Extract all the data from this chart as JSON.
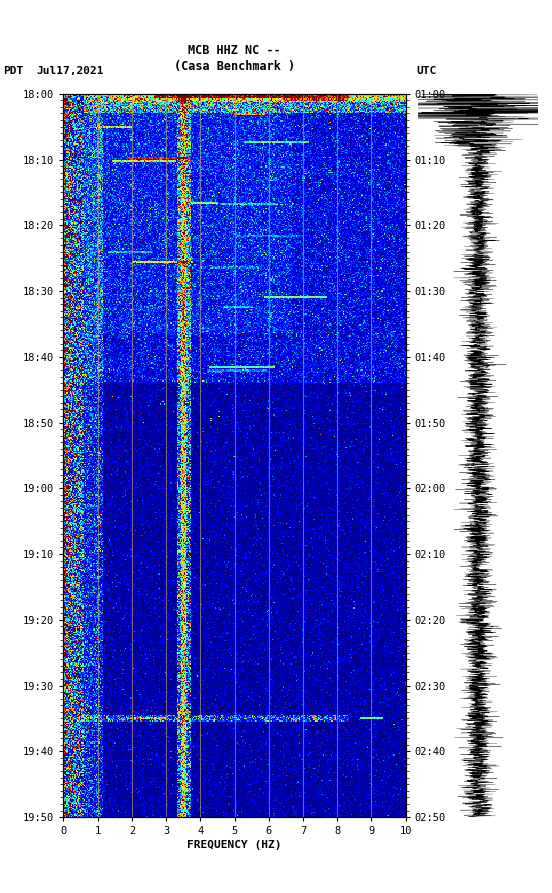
{
  "title_line1": "MCB HHZ NC --",
  "title_line2": "(Casa Benchmark )",
  "label_left": "PDT",
  "label_date": "Jul17,2021",
  "label_right": "UTC",
  "left_times": [
    "18:00",
    "18:10",
    "18:20",
    "18:30",
    "18:40",
    "18:50",
    "19:00",
    "19:10",
    "19:20",
    "19:30",
    "19:40",
    "19:50"
  ],
  "right_times": [
    "01:00",
    "01:10",
    "01:20",
    "01:30",
    "01:40",
    "01:50",
    "02:00",
    "02:10",
    "02:20",
    "02:30",
    "02:40",
    "02:50"
  ],
  "freq_label": "FREQUENCY (HZ)",
  "freq_ticks": [
    0,
    1,
    2,
    3,
    4,
    5,
    6,
    7,
    8,
    9,
    10
  ],
  "fig_width": 5.52,
  "fig_height": 8.93,
  "spectrogram_cmap": "jet",
  "background_color": "#ffffff",
  "n_time": 660,
  "n_freq": 300,
  "seed": 42,
  "vgrid_color": "#c8a060",
  "vgrid_freqs": [
    1,
    2,
    3,
    4,
    5,
    6,
    7,
    8,
    9
  ]
}
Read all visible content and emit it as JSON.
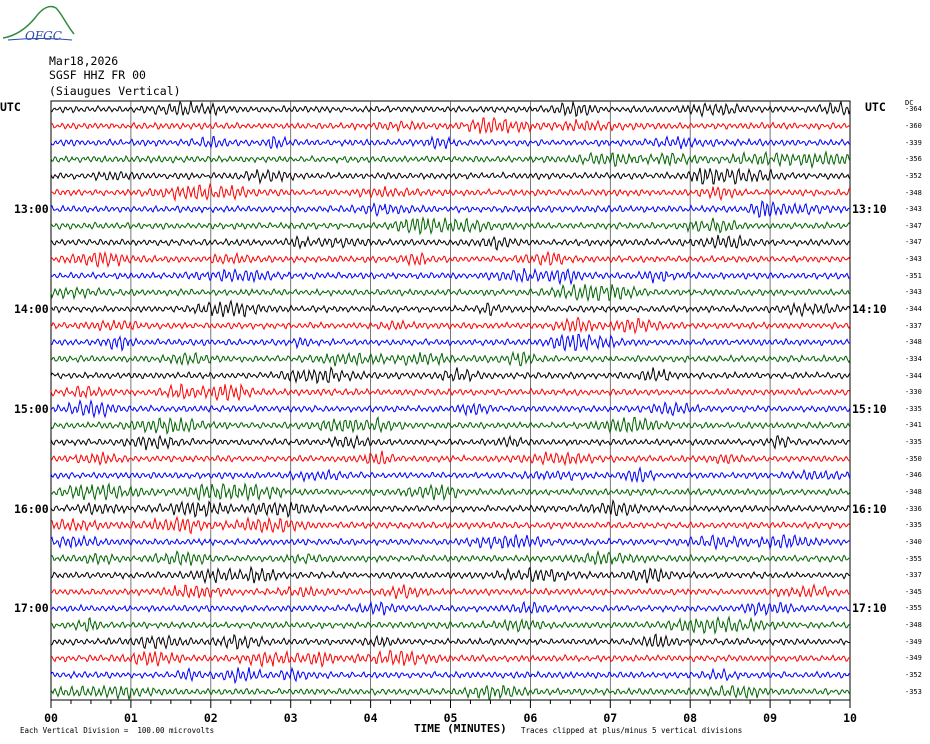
{
  "logo": {
    "text": "OFGC",
    "colors": {
      "mountain": "#2e8b3a",
      "text": "#2a4aa8"
    }
  },
  "header": {
    "date": "Mar18,2026",
    "station": "SGSF HHZ FR 00",
    "location": "(Siaugues Vertical)"
  },
  "chart_data": {
    "type": "line",
    "title": "",
    "x": {
      "label": "TIME (MINUTES)",
      "ticks": [
        "00",
        "01",
        "02",
        "03",
        "04",
        "05",
        "06",
        "07",
        "08",
        "09",
        "10"
      ],
      "range": [
        0,
        10
      ]
    },
    "left_axis": {
      "title": "UTC",
      "labels": [
        "13:00",
        "14:00",
        "15:00",
        "16:00",
        "17:00"
      ]
    },
    "right_axis": {
      "title": "UTC",
      "dc_header": "DC",
      "labels": [
        "13:10",
        "14:10",
        "15:10",
        "16:10",
        "17:10"
      ]
    },
    "trace_colors": [
      "#000000",
      "#ff0000",
      "#0000ff",
      "#006400"
    ],
    "dc_offsets": [
      "-364",
      "-360",
      "-339",
      "-356",
      "-352",
      "-348",
      "-343",
      "-347",
      "-347",
      "-343",
      "-351",
      "-343",
      "-344",
      "-337",
      "-348",
      "-334",
      "-344",
      "-330",
      "-335",
      "-341",
      "-335",
      "-350",
      "-346",
      "-348",
      "-336",
      "-335",
      "-340",
      "-355",
      "-337",
      "-345",
      "-355",
      "-348",
      "-349",
      "-349",
      "-352",
      "-353"
    ],
    "grid": true
  },
  "footer": {
    "scale": "Each Vertical Division =  100.00 microvolts",
    "clip": "Traces clipped at plus/minus 5 vertical divisions"
  }
}
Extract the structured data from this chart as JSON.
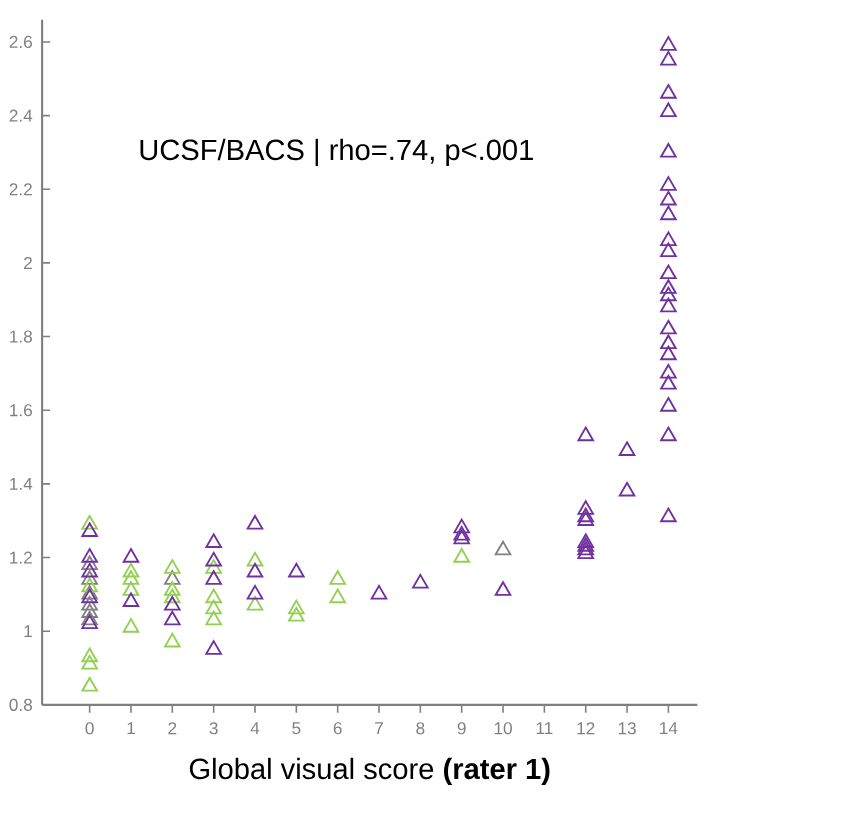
{
  "chart_data": {
    "type": "scatter",
    "xlabel": "Global visual score **(rater 1)**",
    "annotations": [
      "UCSF/BACS  |  rho=.74, p<.001"
    ],
    "xlim": [
      -1.15,
      14.7
    ],
    "ylim": [
      0.8,
      2.66
    ],
    "xticks": [
      0,
      1,
      2,
      3,
      4,
      5,
      6,
      7,
      8,
      9,
      10,
      11,
      12,
      13,
      14
    ],
    "yticks": [
      0.8,
      1,
      1.2,
      1.4,
      1.6,
      1.8,
      2,
      2.2,
      2.4,
      2.6
    ],
    "grid": false,
    "marker": "triangle",
    "series": [
      {
        "color": "#808080",
        "x": [
          0,
          0,
          0,
          0,
          0,
          0,
          2,
          10
        ],
        "values": [
          1.18,
          1.14,
          1.1,
          1.07,
          1.05,
          1.03,
          1.14,
          1.22
        ]
      },
      {
        "color": "#92d050",
        "x": [
          0,
          0,
          0,
          0,
          0,
          1,
          1,
          1,
          1,
          2,
          2,
          2,
          2,
          3,
          3,
          3,
          3,
          4,
          4,
          5,
          5,
          6,
          6,
          9
        ],
        "values": [
          1.29,
          1.12,
          0.93,
          0.91,
          0.85,
          1.16,
          1.14,
          1.11,
          1.01,
          1.17,
          1.11,
          1.09,
          0.97,
          1.17,
          1.09,
          1.06,
          1.03,
          1.19,
          1.07,
          1.06,
          1.04,
          1.14,
          1.09,
          1.2
        ]
      },
      {
        "color": "#7030a0",
        "x": [
          0,
          0,
          0,
          0,
          0,
          1,
          1,
          2,
          2,
          3,
          3,
          3,
          3,
          4,
          4,
          4,
          5,
          7,
          8,
          9,
          9,
          9,
          10,
          12,
          12,
          12,
          12,
          12,
          12,
          12,
          12,
          13,
          13,
          14,
          14,
          14,
          14,
          14,
          14,
          14,
          14,
          14,
          14,
          14,
          14,
          14,
          14,
          14,
          14,
          14,
          14,
          14,
          14,
          14,
          14
        ],
        "values": [
          1.27,
          1.2,
          1.16,
          1.09,
          1.02,
          1.2,
          1.08,
          1.07,
          1.03,
          1.24,
          1.19,
          1.14,
          0.95,
          1.29,
          1.16,
          1.1,
          1.16,
          1.1,
          1.13,
          1.28,
          1.26,
          1.25,
          1.11,
          1.53,
          1.33,
          1.31,
          1.3,
          1.24,
          1.23,
          1.22,
          1.21,
          1.49,
          1.38,
          2.59,
          2.55,
          2.46,
          2.41,
          2.3,
          2.21,
          2.17,
          2.13,
          2.06,
          2.03,
          1.97,
          1.93,
          1.91,
          1.88,
          1.82,
          1.78,
          1.75,
          1.7,
          1.67,
          1.61,
          1.53,
          1.31
        ]
      }
    ]
  }
}
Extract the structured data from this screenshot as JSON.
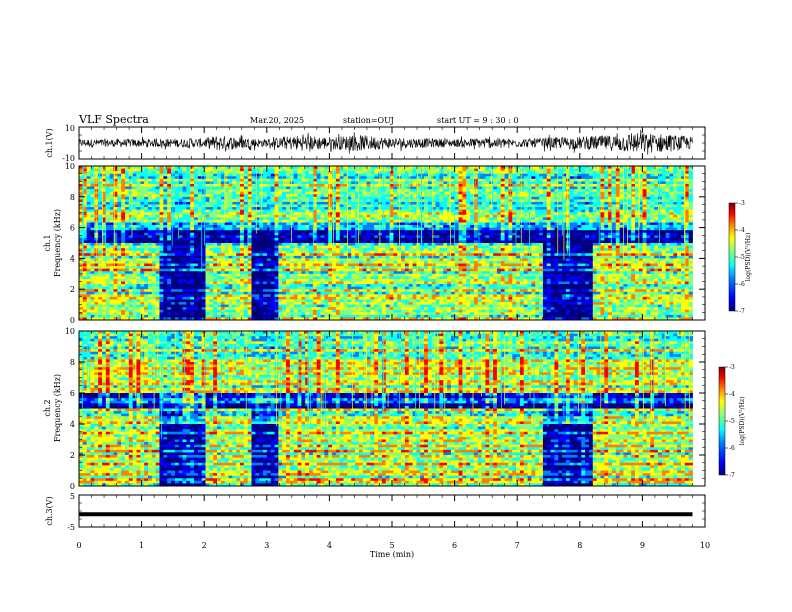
{
  "header": {
    "title": "VLF Spectra",
    "date": "Mar.20, 2025",
    "station": "station=OUJ",
    "start": "start UT =  9 : 30 : 0"
  },
  "colors": {
    "spectrogram_scale": [
      "#00007f",
      "#0000ff",
      "#0080ff",
      "#00ffff",
      "#80ff80",
      "#ffff00",
      "#ff8000",
      "#ff0000",
      "#7f0000"
    ],
    "waveform": "#000000",
    "axes": "#000000"
  },
  "chart_data": [
    {
      "type": "line",
      "panel": "ch1-waveform",
      "ylabel": "ch.1(V)",
      "ylim": [
        -10,
        10
      ],
      "yticks": [
        "10",
        "-10"
      ],
      "x_range_min": [
        0,
        9.8
      ],
      "note_values": "waveform amplitude bursts; envelope in volts",
      "envelope_x": [
        0,
        1,
        2,
        2.2,
        3,
        3.5,
        4,
        4.5,
        5,
        5.5,
        6,
        6.5,
        7,
        7.5,
        8,
        8.5,
        8.9,
        9.3,
        9.8
      ],
      "envelope_y": [
        2.5,
        2.5,
        3,
        5,
        2.5,
        5,
        4,
        5,
        3.5,
        3,
        2.5,
        3.5,
        2.5,
        3.5,
        4,
        5,
        6.5,
        6,
        4
      ]
    },
    {
      "type": "heatmap",
      "panel": "ch1-spectrogram",
      "ylabel": "ch.1 Frequency (kHz)",
      "ylim": [
        0,
        10
      ],
      "yticks": [
        "0",
        "2",
        "4",
        "6",
        "8",
        "10"
      ],
      "xlim": [
        0,
        10
      ],
      "colorbar": {
        "label": "log(PSD)(V²/Hz)",
        "range": [
          -7,
          -3
        ],
        "ticks": [
          "-3",
          "-4",
          "-5",
          "-6",
          "-7"
        ]
      },
      "quiet_intervals_min": [
        [
          1.3,
          2.0
        ],
        [
          2.75,
          3.2
        ],
        [
          7.4,
          8.2
        ]
      ]
    },
    {
      "type": "heatmap",
      "panel": "ch2-spectrogram",
      "ylabel": "ch.2 Frequency (kHz)",
      "ylim": [
        0,
        10
      ],
      "yticks": [
        "0",
        "2",
        "4",
        "6",
        "8",
        "10"
      ],
      "xlim": [
        0,
        10
      ],
      "colorbar": {
        "label": "log(PSD)(V²/Hz)",
        "range": [
          -7,
          -3
        ],
        "ticks": [
          "-3",
          "-4",
          "-5",
          "-6",
          "-7"
        ]
      },
      "quiet_intervals_min": [
        [
          1.3,
          2.0
        ],
        [
          2.75,
          3.2
        ],
        [
          7.4,
          8.2
        ]
      ]
    },
    {
      "type": "line",
      "panel": "ch3-signal",
      "ylabel": "ch.3(V)",
      "ylim": [
        -5,
        5
      ],
      "yticks": [
        "5",
        "-5"
      ],
      "x": [
        0,
        9.8
      ],
      "y": [
        -1,
        -1
      ]
    }
  ],
  "xaxis": {
    "label": "Time (min)",
    "ticks": [
      "0",
      "1",
      "2",
      "3",
      "4",
      "5",
      "6",
      "7",
      "8",
      "9",
      "10"
    ],
    "range": [
      0,
      10
    ]
  }
}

### [Set task]
Read the entries and select each line where the word "this" is found.

### [Reply to the exercise]
Extract all the data from this chart as JSON.
Extract the structured data from this chart as JSON.
Extract the structured data from this screenshot as JSON.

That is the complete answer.